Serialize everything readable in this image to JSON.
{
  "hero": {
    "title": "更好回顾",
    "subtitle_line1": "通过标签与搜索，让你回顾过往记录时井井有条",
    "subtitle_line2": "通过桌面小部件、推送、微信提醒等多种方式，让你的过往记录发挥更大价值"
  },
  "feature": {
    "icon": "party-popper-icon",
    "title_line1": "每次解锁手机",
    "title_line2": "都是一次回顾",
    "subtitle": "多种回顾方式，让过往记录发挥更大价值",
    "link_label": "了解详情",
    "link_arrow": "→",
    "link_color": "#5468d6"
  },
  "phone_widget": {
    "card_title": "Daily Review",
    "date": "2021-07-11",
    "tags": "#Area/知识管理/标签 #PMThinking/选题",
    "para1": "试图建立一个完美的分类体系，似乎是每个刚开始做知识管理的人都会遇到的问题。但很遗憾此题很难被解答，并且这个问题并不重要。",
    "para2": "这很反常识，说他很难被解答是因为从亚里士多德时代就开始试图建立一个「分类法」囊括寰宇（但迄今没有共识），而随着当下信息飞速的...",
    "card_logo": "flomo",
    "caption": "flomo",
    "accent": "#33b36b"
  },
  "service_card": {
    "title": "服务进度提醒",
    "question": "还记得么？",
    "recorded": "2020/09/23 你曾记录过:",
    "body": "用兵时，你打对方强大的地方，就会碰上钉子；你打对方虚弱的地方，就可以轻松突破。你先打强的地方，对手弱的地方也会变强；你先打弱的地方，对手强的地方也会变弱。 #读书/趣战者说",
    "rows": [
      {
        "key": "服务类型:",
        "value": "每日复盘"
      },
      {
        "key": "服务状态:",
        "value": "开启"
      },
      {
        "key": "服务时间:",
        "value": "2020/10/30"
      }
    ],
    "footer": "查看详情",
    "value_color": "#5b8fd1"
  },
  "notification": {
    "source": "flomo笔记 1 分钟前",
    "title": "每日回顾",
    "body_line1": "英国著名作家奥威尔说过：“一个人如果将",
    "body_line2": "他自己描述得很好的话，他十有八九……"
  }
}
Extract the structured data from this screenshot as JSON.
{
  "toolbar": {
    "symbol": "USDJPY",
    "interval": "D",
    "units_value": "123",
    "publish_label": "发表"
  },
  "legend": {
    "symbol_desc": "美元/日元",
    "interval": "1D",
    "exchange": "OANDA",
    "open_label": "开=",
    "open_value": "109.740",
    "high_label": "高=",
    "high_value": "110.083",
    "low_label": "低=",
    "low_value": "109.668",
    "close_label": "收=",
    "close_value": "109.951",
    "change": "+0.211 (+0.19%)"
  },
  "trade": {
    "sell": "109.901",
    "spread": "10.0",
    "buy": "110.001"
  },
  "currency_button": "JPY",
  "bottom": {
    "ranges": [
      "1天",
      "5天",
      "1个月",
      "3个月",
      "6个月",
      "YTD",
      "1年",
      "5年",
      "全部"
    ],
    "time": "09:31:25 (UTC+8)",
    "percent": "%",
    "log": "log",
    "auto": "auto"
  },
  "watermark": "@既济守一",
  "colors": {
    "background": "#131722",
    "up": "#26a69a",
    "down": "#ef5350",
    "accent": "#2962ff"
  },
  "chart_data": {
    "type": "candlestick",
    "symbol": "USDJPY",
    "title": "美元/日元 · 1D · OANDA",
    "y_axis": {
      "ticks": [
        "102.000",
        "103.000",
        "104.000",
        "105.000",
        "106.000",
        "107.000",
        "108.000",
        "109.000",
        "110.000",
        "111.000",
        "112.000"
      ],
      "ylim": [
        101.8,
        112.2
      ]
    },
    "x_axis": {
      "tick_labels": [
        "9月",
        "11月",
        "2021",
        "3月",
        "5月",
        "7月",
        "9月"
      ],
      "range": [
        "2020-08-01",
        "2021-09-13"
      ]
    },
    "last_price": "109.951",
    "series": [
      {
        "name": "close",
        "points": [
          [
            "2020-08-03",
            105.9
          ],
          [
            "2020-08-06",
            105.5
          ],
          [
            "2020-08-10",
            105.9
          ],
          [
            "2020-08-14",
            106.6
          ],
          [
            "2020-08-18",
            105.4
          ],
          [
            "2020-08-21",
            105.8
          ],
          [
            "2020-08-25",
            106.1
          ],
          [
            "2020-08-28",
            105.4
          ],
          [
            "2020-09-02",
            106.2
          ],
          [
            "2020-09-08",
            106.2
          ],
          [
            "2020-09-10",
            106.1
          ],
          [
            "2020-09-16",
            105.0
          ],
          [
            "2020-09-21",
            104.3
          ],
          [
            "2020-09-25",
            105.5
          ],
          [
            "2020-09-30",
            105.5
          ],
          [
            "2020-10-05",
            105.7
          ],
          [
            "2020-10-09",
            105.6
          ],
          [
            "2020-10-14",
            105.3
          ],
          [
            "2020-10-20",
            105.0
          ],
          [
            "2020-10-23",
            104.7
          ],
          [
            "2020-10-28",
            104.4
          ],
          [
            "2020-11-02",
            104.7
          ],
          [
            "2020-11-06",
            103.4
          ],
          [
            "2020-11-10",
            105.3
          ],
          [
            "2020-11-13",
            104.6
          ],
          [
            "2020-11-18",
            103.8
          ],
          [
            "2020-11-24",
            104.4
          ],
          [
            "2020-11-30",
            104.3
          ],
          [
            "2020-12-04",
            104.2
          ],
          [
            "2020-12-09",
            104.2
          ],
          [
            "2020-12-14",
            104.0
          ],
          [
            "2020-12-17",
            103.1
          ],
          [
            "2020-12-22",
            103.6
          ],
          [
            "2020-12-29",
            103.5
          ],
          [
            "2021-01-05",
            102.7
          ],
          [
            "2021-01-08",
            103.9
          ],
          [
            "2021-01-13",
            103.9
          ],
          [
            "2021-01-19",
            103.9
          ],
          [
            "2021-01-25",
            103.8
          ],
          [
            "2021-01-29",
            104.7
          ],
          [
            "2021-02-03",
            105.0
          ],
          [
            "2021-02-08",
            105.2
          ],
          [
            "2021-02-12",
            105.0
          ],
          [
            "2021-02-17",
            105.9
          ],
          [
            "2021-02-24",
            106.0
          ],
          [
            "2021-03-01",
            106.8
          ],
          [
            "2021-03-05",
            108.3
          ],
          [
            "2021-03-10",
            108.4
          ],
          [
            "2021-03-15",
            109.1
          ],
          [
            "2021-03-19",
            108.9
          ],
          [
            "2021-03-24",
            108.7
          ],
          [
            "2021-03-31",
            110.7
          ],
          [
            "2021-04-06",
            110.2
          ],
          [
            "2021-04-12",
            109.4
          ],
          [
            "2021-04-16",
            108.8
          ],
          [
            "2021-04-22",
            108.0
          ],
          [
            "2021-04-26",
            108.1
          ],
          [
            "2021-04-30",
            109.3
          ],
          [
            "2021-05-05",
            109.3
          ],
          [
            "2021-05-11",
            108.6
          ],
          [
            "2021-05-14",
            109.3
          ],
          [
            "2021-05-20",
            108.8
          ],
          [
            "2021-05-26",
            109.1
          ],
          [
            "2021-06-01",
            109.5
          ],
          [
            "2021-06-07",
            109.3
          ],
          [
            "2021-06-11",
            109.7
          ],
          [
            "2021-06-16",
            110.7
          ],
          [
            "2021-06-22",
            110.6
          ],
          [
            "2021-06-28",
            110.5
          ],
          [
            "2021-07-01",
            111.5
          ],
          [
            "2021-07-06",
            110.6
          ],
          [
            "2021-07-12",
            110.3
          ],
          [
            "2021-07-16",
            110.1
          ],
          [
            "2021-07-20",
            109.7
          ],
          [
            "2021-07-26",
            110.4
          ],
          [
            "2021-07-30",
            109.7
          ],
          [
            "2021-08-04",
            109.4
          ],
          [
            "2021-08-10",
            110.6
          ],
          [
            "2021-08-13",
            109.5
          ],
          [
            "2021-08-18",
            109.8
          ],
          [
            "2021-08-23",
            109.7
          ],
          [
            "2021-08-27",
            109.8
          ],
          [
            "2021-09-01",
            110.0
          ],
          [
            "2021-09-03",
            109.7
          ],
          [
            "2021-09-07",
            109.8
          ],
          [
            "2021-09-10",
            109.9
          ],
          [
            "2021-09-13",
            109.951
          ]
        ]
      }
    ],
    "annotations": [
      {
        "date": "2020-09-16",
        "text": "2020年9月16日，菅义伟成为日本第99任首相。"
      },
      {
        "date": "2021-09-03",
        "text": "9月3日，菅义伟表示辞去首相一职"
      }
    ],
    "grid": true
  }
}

================================

=== Goal ===
Pull out each line of the records holding the string "JSON".

=== Complete answer ===
Serialize everything readable in this image to JSON.
Extract the structured data from this screenshot as JSON.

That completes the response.